<<<<

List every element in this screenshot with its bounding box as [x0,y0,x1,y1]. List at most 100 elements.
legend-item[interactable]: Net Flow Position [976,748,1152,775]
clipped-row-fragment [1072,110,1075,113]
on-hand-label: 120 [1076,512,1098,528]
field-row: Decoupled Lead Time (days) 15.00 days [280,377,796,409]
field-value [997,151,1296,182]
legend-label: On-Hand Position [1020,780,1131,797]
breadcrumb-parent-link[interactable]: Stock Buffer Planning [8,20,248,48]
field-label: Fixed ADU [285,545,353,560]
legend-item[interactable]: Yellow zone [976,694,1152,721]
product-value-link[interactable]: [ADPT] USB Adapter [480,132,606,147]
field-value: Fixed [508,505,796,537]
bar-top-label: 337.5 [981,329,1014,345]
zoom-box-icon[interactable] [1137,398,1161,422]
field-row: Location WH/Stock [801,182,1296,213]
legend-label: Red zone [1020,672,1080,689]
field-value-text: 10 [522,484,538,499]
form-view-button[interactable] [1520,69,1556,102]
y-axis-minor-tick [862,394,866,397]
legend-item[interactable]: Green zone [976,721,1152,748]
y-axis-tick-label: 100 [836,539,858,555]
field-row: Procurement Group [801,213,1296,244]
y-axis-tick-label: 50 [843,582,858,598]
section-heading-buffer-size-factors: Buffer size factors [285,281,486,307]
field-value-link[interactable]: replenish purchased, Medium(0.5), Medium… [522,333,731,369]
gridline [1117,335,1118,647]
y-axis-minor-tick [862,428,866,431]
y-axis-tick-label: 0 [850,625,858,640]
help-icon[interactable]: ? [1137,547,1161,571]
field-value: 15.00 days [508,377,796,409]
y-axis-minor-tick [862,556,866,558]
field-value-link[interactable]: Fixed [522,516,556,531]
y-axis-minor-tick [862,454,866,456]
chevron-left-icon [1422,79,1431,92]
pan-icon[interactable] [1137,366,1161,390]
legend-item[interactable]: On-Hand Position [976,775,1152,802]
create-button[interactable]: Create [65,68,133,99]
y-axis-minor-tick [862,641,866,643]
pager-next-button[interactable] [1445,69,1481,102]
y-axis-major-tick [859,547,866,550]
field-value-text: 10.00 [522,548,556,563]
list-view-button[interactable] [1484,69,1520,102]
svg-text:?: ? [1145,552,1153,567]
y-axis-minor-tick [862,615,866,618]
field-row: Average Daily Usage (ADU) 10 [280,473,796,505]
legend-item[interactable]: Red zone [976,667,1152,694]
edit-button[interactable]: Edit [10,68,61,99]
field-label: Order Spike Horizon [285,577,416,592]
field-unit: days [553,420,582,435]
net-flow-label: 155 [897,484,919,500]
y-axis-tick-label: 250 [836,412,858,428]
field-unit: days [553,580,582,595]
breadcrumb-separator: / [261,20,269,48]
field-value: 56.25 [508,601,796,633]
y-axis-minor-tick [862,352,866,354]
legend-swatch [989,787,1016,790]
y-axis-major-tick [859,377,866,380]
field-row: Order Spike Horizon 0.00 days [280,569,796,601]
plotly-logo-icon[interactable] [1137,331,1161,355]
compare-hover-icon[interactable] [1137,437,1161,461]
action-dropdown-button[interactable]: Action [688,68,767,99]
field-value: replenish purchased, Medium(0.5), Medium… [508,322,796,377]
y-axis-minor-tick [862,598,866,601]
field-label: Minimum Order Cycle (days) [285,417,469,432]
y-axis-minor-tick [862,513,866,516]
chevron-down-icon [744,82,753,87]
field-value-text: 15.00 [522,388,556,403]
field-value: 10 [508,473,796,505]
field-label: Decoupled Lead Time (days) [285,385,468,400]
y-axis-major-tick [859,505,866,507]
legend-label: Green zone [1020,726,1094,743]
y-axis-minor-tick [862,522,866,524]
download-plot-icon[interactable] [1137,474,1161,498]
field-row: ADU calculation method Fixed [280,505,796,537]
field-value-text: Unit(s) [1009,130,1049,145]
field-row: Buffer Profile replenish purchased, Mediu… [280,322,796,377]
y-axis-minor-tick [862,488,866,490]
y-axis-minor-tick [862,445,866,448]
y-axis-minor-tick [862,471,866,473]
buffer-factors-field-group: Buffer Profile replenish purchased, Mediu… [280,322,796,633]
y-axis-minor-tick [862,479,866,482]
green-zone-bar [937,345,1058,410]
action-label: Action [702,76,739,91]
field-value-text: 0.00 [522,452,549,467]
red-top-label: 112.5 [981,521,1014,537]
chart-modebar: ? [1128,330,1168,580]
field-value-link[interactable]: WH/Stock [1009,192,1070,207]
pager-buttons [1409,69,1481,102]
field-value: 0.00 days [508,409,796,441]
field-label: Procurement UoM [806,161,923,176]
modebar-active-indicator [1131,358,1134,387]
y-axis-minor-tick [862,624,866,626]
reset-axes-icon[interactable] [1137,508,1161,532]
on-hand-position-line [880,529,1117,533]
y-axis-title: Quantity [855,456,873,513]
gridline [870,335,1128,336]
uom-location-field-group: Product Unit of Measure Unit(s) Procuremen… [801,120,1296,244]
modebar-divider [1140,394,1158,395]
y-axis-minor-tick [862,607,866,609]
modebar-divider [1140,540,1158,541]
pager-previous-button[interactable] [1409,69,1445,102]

>>>>

- [Direction]:
Return the entries unchanged, from the very first line down to and including the line that contains "bar-top-label: 337.5 [981,329,1014,345]".

- [Task output]:
List every element in this screenshot with its bounding box as [x0,y0,x1,y1]. List at most 100 elements.
legend-item[interactable]: Net Flow Position [976,748,1152,775]
clipped-row-fragment [1072,110,1075,113]
on-hand-label: 120 [1076,512,1098,528]
field-row: Decoupled Lead Time (days) 15.00 days [280,377,796,409]
field-value [997,151,1296,182]
legend-label: On-Hand Position [1020,780,1131,797]
breadcrumb-parent-link[interactable]: Stock Buffer Planning [8,20,248,48]
field-label: Fixed ADU [285,545,353,560]
legend-item[interactable]: Yellow zone [976,694,1152,721]
product-value-link[interactable]: [ADPT] USB Adapter [480,132,606,147]
field-value: Fixed [508,505,796,537]
bar-top-label: 337.5 [981,329,1014,345]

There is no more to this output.